[Stored records]

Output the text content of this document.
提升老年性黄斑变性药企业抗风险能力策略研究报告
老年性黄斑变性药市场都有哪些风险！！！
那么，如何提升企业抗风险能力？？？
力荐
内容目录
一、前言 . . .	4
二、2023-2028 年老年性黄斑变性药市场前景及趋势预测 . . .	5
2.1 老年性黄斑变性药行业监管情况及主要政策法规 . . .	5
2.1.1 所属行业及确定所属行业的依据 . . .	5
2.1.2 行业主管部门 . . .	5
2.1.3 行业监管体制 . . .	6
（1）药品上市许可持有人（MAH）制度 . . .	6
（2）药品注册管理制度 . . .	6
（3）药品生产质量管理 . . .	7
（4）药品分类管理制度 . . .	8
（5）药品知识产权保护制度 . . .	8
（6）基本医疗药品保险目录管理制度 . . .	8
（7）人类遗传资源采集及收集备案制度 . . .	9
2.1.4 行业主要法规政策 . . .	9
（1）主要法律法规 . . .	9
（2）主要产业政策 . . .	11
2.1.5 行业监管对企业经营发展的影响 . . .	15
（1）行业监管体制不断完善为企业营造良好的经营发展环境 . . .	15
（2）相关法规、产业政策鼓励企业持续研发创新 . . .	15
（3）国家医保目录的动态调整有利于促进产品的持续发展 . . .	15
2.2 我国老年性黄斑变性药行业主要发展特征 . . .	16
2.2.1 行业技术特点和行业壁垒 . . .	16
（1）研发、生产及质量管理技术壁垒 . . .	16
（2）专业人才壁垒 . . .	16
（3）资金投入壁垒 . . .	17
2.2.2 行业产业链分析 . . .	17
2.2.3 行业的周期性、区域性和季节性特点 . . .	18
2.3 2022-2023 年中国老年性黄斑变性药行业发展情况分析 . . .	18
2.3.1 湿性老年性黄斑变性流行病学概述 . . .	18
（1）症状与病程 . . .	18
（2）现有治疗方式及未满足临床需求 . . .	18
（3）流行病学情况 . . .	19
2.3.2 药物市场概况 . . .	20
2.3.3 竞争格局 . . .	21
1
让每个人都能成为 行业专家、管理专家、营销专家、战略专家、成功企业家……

**Requirement**.
Please restate the records in full, word for word.

**Expected answer**.
Output the text content of this document.
提升老年性黄斑变性药企业抗风险能力策略研究报告
老年性黄斑变性药市场都有哪些风险！！！
那么，如何提升企业抗风险能力？？？
力荐
内容目录
一、前言 . . .	4
二、2023-2028 年老年性黄斑变性药市场前景及趋势预测 . . .	5
2.1 老年性黄斑变性药行业监管情况及主要政策法规 . . .	5
2.1.1 所属行业及确定所属行业的依据 . . .	5
2.1.2 行业主管部门 . . .	5
2.1.3 行业监管体制 . . .	6
（1）药品上市许可持有人（MAH）制度 . . .	6
（2）药品注册管理制度 . . .	6
（3）药品生产质量管理 . . .	7
（4）药品分类管理制度 . . .	8
（5）药品知识产权保护制度 . . .	8
（6）基本医疗药品保险目录管理制度 . . .	8
（7）人类遗传资源采集及收集备案制度 . . .	9
2.1.4 行业主要法规政策 . . .	9
（1）主要法律法规 . . .	9
（2）主要产业政策 . . .	11
2.1.5 行业监管对企业经营发展的影响 . . .	15
（1）行业监管体制不断完善为企业营造良好的经营发展环境 . . .	15
（2）相关法规、产业政策鼓励企业持续研发创新 . . .	15
（3）国家医保目录的动态调整有利于促进产品的持续发展 . . .	15
2.2 我国老年性黄斑变性药行业主要发展特征 . . .	16
2.2.1 行业技术特点和行业壁垒 . . .	16
（1）研发、生产及质量管理技术壁垒 . . .	16
（2）专业人才壁垒 . . .	16
（3）资金投入壁垒 . . .	17
2.2.2 行业产业链分析 . . .	17
2.2.3 行业的周期性、区域性和季节性特点 . . .	18
2.3 2022-2023 年中国老年性黄斑变性药行业发展情况分析 . . .	18
2.3.1 湿性老年性黄斑变性流行病学概述 . . .	18
（1）症状与病程 . . .	18
（2）现有治疗方式及未满足临床需求 . . .	18
（3）流行病学情况 . . .	19
2.3.2 药物市场概况 . . .	20
2.3.3 竞争格局 . . .	21
1
让每个人都能成为 行业专家、管理专家、营销专家、战略专家、成功企业家……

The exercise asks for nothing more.